___ PROVIDED RECORDS ___
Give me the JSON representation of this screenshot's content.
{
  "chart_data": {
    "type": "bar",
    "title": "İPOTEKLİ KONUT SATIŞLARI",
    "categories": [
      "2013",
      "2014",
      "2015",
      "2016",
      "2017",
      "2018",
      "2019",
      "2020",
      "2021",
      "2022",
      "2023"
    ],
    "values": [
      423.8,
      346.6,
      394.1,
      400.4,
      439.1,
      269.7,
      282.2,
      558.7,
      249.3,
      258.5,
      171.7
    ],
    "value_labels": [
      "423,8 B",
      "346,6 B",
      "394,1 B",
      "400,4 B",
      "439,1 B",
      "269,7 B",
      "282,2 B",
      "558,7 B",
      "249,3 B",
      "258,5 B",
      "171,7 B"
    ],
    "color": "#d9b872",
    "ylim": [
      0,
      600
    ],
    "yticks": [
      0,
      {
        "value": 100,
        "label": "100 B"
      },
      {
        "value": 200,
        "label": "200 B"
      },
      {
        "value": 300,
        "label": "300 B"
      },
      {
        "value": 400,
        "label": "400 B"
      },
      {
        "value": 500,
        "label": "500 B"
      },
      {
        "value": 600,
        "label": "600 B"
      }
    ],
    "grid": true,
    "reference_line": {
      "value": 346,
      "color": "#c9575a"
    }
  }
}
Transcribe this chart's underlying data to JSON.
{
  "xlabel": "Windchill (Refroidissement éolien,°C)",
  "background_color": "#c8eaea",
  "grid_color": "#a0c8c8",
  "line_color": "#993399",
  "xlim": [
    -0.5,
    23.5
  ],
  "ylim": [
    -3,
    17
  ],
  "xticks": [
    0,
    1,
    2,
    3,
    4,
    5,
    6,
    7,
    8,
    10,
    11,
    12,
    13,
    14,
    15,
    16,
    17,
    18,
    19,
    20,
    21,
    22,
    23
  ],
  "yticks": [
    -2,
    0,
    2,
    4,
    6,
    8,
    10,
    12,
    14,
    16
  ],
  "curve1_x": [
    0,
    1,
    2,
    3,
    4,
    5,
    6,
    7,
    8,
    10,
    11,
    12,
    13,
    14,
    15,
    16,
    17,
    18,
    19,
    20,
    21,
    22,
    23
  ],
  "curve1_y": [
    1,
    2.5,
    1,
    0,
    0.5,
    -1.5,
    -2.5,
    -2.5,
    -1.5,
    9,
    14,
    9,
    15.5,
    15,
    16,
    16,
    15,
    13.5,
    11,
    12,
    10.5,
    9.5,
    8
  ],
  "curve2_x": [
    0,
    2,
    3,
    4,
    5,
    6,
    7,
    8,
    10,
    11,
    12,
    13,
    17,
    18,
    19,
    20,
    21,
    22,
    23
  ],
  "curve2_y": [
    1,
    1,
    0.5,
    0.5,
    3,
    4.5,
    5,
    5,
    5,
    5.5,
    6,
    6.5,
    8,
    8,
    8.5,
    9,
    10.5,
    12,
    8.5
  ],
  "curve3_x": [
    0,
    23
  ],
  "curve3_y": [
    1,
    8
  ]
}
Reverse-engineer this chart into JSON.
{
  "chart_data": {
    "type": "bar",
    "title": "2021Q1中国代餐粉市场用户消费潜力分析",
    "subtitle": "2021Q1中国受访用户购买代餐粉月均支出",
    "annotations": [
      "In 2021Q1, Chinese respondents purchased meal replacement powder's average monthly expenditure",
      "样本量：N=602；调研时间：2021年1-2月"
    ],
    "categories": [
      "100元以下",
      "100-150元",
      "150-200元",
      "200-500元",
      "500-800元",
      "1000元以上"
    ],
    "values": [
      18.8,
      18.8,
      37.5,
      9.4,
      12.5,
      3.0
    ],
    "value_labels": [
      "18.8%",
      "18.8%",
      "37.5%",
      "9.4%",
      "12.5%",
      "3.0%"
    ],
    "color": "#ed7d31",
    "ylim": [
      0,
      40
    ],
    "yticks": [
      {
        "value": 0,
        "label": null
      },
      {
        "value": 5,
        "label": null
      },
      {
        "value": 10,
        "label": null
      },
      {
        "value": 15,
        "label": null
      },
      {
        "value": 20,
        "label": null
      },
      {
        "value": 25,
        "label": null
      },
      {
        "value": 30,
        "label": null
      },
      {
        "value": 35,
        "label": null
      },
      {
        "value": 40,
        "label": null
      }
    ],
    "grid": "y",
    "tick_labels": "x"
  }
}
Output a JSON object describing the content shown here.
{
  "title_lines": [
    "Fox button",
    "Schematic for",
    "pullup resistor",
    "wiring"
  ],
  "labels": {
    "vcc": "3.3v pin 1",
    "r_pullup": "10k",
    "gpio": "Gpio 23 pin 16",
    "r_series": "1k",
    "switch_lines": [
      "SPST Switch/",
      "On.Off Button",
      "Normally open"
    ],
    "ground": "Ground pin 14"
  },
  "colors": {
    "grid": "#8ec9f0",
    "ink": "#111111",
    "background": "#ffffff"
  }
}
___
■ **WHAT THE TASK REQUIRES**
Each line of the material must be restated exactly.

■ **OUTPUT FOR THIS EXERCISE**
Give me the JSON representation of this screenshot's content.
{
  "chart_data": {
    "type": "bar",
    "title": "İPOTEKLİ KONUT SATIŞLARI",
    "categories": [
      "2013",
      "2014",
      "2015",
      "2016",
      "2017",
      "2018",
      "2019",
      "2020",
      "2021",
      "2022",
      "2023"
    ],
    "values": [
      423.8,
      346.6,
      394.1,
      400.4,
      439.1,
      269.7,
      282.2,
      558.7,
      249.3,
      258.5,
      171.7
    ],
    "value_labels": [
      "423,8 B",
      "346,6 B",
      "394,1 B",
      "400,4 B",
      "439,1 B",
      "269,7 B",
      "282,2 B",
      "558,7 B",
      "249,3 B",
      "258,5 B",
      "171,7 B"
    ],
    "color": "#d9b872",
    "ylim": [
      0,
      600
    ],
    "yticks": [
      0,
      {
        "value": 100,
        "label": "100 B"
      },
      {
        "value": 200,
        "label": "200 B"
      },
      {
        "value": 300,
        "label": "300 B"
      },
      {
        "value": 400,
        "label": "400 B"
      },
      {
        "value": 500,
        "label": "500 B"
      },
      {
        "value": 600,
        "label": "600 B"
      }
    ],
    "grid": true,
    "reference_line": {
      "value": 346,
      "color": "#c9575a"
    }
  }
}
Transcribe this chart's underlying data to JSON.
{
  "xlabel": "Windchill (Refroidissement éolien,°C)",
  "background_color": "#c8eaea",
  "grid_color": "#a0c8c8",
  "line_color": "#993399",
  "xlim": [
    -0.5,
    23.5
  ],
  "ylim": [
    -3,
    17
  ],
  "xticks": [
    0,
    1,
    2,
    3,
    4,
    5,
    6,
    7,
    8,
    10,
    11,
    12,
    13,
    14,
    15,
    16,
    17,
    18,
    19,
    20,
    21,
    22,
    23
  ],
  "yticks": [
    -2,
    0,
    2,
    4,
    6,
    8,
    10,
    12,
    14,
    16
  ],
  "curve1_x": [
    0,
    1,
    2,
    3,
    4,
    5,
    6,
    7,
    8,
    10,
    11,
    12,
    13,
    14,
    15,
    16,
    17,
    18,
    19,
    20,
    21,
    22,
    23
  ],
  "curve1_y": [
    1,
    2.5,
    1,
    0,
    0.5,
    -1.5,
    -2.5,
    -2.5,
    -1.5,
    9,
    14,
    9,
    15.5,
    15,
    16,
    16,
    15,
    13.5,
    11,
    12,
    10.5,
    9.5,
    8
  ],
  "curve2_x": [
    0,
    2,
    3,
    4,
    5,
    6,
    7,
    8,
    10,
    11,
    12,
    13,
    17,
    18,
    19,
    20,
    21,
    22,
    23
  ],
  "curve2_y": [
    1,
    1,
    0.5,
    0.5,
    3,
    4.5,
    5,
    5,
    5,
    5.5,
    6,
    6.5,
    8,
    8,
    8.5,
    9,
    10.5,
    12,
    8.5
  ],
  "curve3_x": [
    0,
    23
  ],
  "curve3_y": [
    1,
    8
  ]
}
Reverse-engineer this chart into JSON.
{
  "chart_data": {
    "type": "bar",
    "title": "2021Q1中国代餐粉市场用户消费潜力分析",
    "subtitle": "2021Q1中国受访用户购买代餐粉月均支出",
    "annotations": [
      "In 2021Q1, Chinese respondents purchased meal replacement powder's average monthly expenditure",
      "样本量：N=602；调研时间：2021年1-2月"
    ],
    "categories": [
      "100元以下",
      "100-150元",
      "150-200元",
      "200-500元",
      "500-800元",
      "1000元以上"
    ],
    "values": [
      18.8,
      18.8,
      37.5,
      9.4,
      12.5,
      3.0
    ],
    "value_labels": [
      "18.8%",
      "18.8%",
      "37.5%",
      "9.4%",
      "12.5%",
      "3.0%"
    ],
    "color": "#ed7d31",
    "ylim": [
      0,
      40
    ],
    "yticks": [
      {
        "value": 0,
        "label": null
      },
      {
        "value": 5,
        "label": null
      },
      {
        "value": 10,
        "label": null
      },
      {
        "value": 15,
        "label": null
      },
      {
        "value": 20,
        "label": null
      },
      {
        "value": 25,
        "label": null
      },
      {
        "value": 30,
        "label": null
      },
      {
        "value": 35,
        "label": null
      },
      {
        "value": 40,
        "label": null
      }
    ],
    "grid": "y",
    "tick_labels": "x"
  }
}
Output a JSON object describing the content shown here.
{
  "title_lines": [
    "Fox button",
    "Schematic for",
    "pullup resistor",
    "wiring"
  ],
  "labels": {
    "vcc": "3.3v pin 1",
    "r_pullup": "10k",
    "gpio": "Gpio 23 pin 16",
    "r_series": "1k",
    "switch_lines": [
      "SPST Switch/",
      "On.Off Button",
      "Normally open"
    ],
    "ground": "Ground pin 14"
  },
  "colors": {
    "grid": "#8ec9f0",
    "ink": "#111111",
    "background": "#ffffff"
  }
}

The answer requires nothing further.